* Directive
Rewrite the stretch of the records from the line that contains "entry-definition: Le pH" through the line that contains "glossary-page (89, 86, 656, 719)", with "entry-term" replaced by "glossary-term" and everything else left unchanged. Give only those lines.

+ + +

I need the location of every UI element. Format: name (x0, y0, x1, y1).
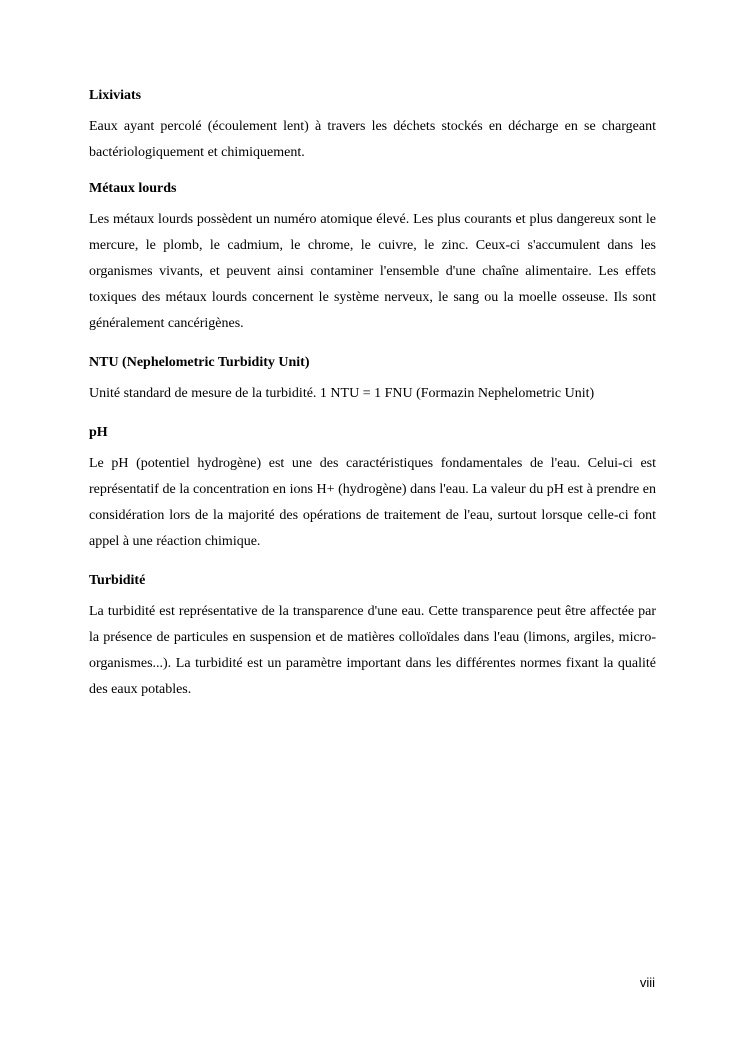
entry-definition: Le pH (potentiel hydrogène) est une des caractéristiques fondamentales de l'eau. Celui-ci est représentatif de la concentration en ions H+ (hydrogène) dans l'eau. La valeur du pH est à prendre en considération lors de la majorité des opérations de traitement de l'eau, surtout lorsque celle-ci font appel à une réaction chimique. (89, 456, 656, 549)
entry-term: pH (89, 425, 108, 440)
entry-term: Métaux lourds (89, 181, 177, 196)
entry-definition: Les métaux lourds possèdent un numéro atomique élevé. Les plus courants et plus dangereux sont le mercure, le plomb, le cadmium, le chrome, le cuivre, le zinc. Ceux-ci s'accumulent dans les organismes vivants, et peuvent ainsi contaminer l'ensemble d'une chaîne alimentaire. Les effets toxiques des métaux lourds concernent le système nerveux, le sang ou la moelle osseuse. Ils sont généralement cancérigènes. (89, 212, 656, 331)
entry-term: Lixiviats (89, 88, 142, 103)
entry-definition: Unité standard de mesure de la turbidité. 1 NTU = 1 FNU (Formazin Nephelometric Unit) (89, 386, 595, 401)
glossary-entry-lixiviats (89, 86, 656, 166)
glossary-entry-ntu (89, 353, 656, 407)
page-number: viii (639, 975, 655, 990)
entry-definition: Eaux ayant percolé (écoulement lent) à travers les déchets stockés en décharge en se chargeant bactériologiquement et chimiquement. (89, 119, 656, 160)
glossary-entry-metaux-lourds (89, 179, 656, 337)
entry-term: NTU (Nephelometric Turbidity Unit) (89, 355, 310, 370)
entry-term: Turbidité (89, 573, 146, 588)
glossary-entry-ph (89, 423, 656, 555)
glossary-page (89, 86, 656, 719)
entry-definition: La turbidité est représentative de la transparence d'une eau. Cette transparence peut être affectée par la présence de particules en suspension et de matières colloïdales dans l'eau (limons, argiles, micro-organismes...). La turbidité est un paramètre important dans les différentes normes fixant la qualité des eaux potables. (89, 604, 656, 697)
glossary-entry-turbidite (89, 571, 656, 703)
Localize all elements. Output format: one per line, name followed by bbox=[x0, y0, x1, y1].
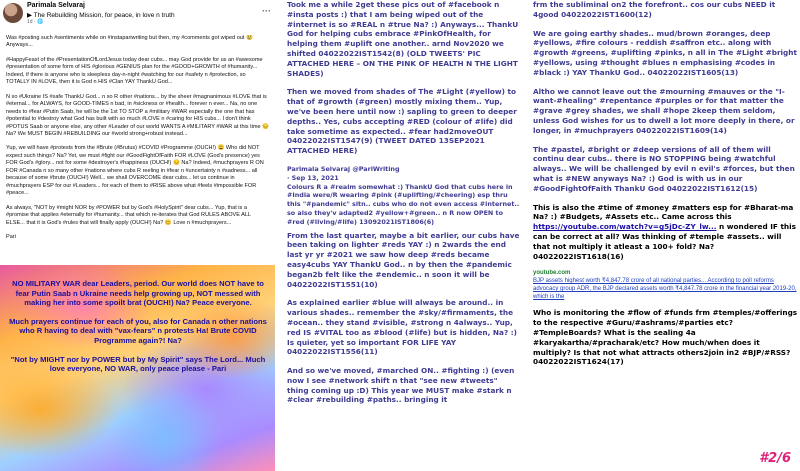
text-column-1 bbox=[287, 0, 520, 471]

+ + +

* Expected output
entry-definition: Le pH (potentiel hydrogène) est une des caractéristiques fondamentales de l'eau. Celui-ci est représentatif de la concentration en ions H+ (hydrogène) dans l'eau. La valeur du pH est à prendre en considération lors de la majorité des opérations de traitement de l'eau, surtout lorsque celle-ci font appel à une réaction chimique. (89, 456, 656, 549)
glossary-term: pH (89, 425, 108, 440)
glossary-term: Métaux lourds (89, 181, 177, 196)
entry-definition: Les métaux lourds possèdent un numéro atomique élevé. Les plus courants et plus dangereux sont le mercure, le plomb, le cadmium, le chrome, le cuivre, le zinc. Ceux-ci s'accumulent dans les organismes vivants, et peuvent ainsi contaminer l'ensemble d'une chaîne alimentaire. Les effets toxiques des métaux lourds concernent le système nerveux, le sang ou la moelle osseuse. Ils sont généralement cancérigènes. (89, 212, 656, 331)
glossary-term: Lixiviats (89, 88, 142, 103)
entry-definition: Unité standard de mesure de la turbidité. 1 NTU = 1 FNU (Formazin Nephelometric Unit) (89, 386, 595, 401)
glossary-entry-lixiviats (89, 86, 656, 166)
glossary-entry-ntu (89, 353, 656, 407)
page-number: viii (639, 975, 655, 990)
entry-definition: Eaux ayant percolé (écoulement lent) à travers les déchets stockés en décharge en se chargeant bactériologiquement et chimiquement. (89, 119, 656, 160)
glossary-entry-metaux-lourds (89, 179, 656, 337)
glossary-term: NTU (Nephelometric Turbidity Unit) (89, 355, 310, 370)
glossary-term: Turbidité (89, 573, 146, 588)
glossary-entry-ph (89, 423, 656, 555)
glossary-page (89, 86, 656, 719)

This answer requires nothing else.